▼

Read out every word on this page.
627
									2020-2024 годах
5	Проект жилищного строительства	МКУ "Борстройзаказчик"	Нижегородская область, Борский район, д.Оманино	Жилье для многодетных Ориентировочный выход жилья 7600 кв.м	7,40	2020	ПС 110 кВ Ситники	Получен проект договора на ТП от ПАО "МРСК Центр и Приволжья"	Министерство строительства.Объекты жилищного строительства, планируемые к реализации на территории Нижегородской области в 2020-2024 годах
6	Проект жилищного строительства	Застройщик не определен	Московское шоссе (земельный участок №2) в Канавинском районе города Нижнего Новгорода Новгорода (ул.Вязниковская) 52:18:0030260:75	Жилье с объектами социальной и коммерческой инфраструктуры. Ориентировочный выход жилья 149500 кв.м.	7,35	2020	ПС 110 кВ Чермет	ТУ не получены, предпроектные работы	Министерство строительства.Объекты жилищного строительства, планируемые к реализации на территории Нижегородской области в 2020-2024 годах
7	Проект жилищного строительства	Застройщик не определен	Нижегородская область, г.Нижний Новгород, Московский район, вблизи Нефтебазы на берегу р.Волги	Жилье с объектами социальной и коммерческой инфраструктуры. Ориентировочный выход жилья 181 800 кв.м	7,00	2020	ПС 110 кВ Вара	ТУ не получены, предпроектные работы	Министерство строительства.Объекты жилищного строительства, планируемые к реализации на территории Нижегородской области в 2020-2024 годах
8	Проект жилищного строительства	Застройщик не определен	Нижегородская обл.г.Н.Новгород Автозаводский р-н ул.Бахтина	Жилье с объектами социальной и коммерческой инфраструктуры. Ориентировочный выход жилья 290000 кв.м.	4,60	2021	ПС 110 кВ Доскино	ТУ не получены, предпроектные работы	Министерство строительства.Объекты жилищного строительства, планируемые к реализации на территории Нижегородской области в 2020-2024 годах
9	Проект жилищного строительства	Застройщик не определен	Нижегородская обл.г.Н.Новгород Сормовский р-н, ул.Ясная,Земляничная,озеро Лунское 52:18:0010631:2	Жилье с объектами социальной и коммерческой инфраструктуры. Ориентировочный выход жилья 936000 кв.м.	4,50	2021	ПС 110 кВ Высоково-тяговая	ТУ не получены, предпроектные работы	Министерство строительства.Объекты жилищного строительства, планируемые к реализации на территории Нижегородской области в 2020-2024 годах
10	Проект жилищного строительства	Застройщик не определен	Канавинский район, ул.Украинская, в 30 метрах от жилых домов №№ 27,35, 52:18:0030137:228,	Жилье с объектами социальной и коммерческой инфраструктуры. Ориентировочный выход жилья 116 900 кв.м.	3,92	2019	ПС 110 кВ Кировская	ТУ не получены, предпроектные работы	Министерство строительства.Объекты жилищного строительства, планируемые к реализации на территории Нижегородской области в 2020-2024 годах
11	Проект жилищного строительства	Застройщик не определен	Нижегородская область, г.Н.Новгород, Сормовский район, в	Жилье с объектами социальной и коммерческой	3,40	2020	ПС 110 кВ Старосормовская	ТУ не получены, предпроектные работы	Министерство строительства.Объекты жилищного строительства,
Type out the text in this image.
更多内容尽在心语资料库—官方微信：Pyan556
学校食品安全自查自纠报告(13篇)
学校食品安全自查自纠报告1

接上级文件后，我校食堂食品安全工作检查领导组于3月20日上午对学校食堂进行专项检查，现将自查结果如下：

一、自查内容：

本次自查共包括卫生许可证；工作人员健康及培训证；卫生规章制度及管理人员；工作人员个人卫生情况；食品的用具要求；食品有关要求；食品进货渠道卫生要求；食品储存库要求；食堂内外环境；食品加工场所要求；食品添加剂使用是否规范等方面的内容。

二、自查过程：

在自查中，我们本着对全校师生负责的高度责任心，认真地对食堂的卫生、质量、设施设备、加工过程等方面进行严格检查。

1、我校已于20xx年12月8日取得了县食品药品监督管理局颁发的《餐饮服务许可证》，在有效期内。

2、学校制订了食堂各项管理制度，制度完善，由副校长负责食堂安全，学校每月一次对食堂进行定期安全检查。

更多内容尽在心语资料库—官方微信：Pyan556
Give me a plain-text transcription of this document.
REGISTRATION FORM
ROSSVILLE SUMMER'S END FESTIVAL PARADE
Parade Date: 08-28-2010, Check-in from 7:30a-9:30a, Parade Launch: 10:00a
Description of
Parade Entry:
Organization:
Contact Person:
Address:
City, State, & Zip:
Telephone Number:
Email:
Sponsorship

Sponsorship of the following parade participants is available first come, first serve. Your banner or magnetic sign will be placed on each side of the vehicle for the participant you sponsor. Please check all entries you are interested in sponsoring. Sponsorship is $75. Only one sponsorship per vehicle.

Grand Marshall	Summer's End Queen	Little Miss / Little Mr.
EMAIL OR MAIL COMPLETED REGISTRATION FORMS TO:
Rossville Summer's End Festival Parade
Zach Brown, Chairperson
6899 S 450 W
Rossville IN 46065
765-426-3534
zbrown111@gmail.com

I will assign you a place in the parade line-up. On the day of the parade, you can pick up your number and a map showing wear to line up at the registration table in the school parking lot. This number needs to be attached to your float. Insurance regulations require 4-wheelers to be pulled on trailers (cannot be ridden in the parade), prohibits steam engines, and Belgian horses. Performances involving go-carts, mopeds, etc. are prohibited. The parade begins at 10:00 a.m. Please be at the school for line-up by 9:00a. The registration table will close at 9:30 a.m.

▲

Within the listing above, find every line containing the string "text" and return it.

§ **Task solution**
Type out the text in this image.
Give me a plain-text transcription of this document.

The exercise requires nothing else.